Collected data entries

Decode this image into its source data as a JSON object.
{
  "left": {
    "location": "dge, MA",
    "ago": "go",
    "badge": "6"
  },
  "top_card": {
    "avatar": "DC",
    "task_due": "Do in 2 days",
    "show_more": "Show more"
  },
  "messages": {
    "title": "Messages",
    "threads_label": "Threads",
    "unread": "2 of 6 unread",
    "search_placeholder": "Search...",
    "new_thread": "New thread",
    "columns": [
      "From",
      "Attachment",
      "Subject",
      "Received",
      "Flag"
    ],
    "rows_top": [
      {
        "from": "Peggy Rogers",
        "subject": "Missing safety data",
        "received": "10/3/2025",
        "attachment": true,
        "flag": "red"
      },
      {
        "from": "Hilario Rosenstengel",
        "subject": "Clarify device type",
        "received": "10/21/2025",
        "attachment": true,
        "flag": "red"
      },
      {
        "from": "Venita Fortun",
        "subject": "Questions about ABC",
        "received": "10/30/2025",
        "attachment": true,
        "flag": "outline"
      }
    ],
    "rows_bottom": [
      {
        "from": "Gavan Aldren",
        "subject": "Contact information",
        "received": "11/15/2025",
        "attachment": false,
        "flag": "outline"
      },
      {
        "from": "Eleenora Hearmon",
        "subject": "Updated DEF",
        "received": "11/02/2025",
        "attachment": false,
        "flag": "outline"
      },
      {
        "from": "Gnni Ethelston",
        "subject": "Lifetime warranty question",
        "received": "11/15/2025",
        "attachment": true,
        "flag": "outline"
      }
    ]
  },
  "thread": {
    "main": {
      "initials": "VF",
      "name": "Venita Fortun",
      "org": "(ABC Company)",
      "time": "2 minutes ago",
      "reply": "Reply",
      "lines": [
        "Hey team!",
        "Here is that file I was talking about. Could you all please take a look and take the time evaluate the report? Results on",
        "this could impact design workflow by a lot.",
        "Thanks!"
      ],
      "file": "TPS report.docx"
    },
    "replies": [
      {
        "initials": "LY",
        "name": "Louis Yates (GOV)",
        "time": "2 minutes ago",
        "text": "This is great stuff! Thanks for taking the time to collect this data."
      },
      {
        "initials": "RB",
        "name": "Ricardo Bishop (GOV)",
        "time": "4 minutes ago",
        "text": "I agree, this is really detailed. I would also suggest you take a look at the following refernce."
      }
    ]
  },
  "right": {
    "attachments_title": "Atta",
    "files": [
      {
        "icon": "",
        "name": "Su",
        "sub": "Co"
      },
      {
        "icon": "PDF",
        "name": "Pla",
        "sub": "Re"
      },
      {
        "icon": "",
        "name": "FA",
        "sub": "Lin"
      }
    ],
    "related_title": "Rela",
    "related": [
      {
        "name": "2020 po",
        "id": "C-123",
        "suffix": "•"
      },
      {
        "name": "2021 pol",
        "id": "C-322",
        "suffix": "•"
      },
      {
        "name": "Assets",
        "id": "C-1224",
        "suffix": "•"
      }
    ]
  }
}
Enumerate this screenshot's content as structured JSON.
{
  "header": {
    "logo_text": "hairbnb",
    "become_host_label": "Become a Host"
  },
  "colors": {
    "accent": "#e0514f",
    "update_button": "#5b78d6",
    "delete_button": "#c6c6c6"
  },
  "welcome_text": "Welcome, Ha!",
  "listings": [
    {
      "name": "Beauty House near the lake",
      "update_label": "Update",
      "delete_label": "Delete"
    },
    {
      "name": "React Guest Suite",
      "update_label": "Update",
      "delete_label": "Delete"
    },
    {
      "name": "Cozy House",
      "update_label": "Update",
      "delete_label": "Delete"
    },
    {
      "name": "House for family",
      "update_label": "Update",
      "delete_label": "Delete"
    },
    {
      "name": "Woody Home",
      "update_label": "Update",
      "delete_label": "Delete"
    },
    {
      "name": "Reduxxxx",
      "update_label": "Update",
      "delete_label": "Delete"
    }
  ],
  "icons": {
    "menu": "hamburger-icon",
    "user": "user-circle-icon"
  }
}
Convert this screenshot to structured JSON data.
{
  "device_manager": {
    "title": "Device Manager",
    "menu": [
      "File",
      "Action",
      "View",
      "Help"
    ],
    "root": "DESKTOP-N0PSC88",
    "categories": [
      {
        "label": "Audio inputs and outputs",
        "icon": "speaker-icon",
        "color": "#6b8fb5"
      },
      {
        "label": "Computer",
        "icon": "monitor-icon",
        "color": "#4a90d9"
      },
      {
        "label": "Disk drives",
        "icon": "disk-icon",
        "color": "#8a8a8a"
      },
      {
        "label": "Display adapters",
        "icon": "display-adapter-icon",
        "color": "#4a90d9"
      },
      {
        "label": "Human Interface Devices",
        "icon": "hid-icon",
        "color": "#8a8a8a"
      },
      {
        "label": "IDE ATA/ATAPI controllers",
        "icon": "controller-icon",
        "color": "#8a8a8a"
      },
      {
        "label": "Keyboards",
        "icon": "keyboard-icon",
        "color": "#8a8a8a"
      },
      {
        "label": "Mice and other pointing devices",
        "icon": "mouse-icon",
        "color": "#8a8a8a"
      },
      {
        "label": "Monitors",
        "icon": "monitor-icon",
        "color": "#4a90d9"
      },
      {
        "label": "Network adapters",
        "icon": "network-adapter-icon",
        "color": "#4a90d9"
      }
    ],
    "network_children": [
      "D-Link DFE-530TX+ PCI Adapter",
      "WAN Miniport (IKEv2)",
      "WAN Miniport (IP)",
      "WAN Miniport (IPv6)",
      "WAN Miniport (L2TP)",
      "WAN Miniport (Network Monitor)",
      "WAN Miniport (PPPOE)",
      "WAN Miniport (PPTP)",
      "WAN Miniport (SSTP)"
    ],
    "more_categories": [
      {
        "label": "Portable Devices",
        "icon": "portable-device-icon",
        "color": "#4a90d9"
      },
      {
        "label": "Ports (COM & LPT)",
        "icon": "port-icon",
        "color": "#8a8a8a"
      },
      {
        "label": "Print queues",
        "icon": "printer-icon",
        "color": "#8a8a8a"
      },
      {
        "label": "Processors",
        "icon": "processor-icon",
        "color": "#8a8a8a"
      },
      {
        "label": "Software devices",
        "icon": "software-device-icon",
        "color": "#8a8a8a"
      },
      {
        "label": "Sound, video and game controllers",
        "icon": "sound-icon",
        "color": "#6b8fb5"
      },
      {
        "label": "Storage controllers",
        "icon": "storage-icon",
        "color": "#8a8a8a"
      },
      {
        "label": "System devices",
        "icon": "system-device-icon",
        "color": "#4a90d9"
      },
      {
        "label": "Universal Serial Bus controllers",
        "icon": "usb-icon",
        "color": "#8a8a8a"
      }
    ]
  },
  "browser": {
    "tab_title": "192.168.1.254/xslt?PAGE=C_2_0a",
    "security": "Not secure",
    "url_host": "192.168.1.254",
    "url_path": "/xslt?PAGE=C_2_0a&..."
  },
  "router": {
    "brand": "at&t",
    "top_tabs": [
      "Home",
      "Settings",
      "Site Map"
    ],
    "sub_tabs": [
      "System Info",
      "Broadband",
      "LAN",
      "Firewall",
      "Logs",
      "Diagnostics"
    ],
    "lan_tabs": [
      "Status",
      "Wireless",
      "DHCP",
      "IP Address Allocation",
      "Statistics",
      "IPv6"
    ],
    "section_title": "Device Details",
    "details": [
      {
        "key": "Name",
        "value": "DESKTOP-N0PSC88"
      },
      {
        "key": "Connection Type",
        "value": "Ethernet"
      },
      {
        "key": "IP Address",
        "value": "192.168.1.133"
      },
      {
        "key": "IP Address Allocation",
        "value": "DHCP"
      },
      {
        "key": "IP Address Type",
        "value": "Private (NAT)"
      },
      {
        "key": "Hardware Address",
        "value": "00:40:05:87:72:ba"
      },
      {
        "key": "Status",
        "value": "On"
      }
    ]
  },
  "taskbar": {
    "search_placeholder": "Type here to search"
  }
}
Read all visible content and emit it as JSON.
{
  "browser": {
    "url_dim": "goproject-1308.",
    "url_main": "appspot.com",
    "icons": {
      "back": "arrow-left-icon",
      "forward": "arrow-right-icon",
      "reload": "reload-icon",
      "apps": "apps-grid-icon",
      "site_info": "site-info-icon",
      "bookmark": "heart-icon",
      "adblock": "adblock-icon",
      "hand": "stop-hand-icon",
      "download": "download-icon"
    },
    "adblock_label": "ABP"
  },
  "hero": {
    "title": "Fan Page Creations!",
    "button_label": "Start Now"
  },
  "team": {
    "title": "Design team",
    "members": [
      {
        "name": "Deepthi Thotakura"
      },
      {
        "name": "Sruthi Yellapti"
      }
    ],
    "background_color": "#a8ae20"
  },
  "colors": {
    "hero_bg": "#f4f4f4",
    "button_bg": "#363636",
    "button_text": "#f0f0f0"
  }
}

What the task requires
Only lines with the word "Allocation" should be collected from the material.

Expected answer
      "IP Address Allocation",
        "key": "IP Address Allocation",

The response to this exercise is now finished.